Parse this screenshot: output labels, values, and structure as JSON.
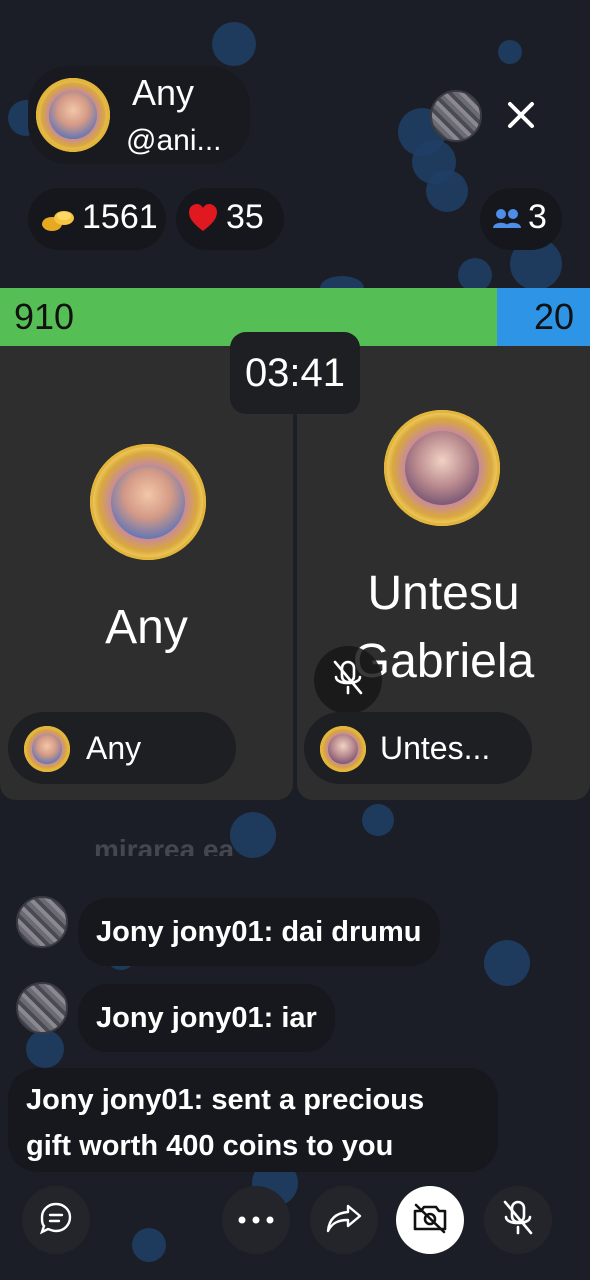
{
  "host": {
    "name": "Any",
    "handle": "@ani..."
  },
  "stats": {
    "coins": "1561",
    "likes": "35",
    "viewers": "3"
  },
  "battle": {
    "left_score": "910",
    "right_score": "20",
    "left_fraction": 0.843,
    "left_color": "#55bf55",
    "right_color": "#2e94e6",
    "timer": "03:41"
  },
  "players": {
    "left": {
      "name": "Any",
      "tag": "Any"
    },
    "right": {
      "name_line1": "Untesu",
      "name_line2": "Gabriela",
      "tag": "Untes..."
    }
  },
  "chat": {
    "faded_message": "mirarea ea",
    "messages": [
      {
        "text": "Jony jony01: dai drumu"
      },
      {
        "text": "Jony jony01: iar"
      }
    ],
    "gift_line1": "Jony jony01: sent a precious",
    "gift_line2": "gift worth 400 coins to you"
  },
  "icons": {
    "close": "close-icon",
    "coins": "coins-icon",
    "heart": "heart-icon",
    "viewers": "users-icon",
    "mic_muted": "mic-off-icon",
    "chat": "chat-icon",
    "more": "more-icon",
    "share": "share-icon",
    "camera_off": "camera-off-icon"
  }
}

> What is expected: Set down the material above as is, without any pictures.

> Answer for the task:
Parse this screenshot: output labels, values, and structure as JSON.
{
  "host": {
    "name": "Any",
    "handle": "@ani..."
  },
  "stats": {
    "coins": "1561",
    "likes": "35",
    "viewers": "3"
  },
  "battle": {
    "left_score": "910",
    "right_score": "20",
    "left_fraction": 0.843,
    "left_color": "#55bf55",
    "right_color": "#2e94e6",
    "timer": "03:41"
  },
  "players": {
    "left": {
      "name": "Any",
      "tag": "Any"
    },
    "right": {
      "name_line1": "Untesu",
      "name_line2": "Gabriela",
      "tag": "Untes..."
    }
  },
  "chat": {
    "faded_message": "mirarea ea",
    "messages": [
      {
        "text": "Jony jony01: dai drumu"
      },
      {
        "text": "Jony jony01: iar"
      }
    ],
    "gift_line1": "Jony jony01: sent a precious",
    "gift_line2": "gift worth 400 coins to you"
  },
  "icons": {
    "close": "close-icon",
    "coins": "coins-icon",
    "heart": "heart-icon",
    "viewers": "users-icon",
    "mic_muted": "mic-off-icon",
    "chat": "chat-icon",
    "more": "more-icon",
    "share": "share-icon",
    "camera_off": "camera-off-icon"
  }
}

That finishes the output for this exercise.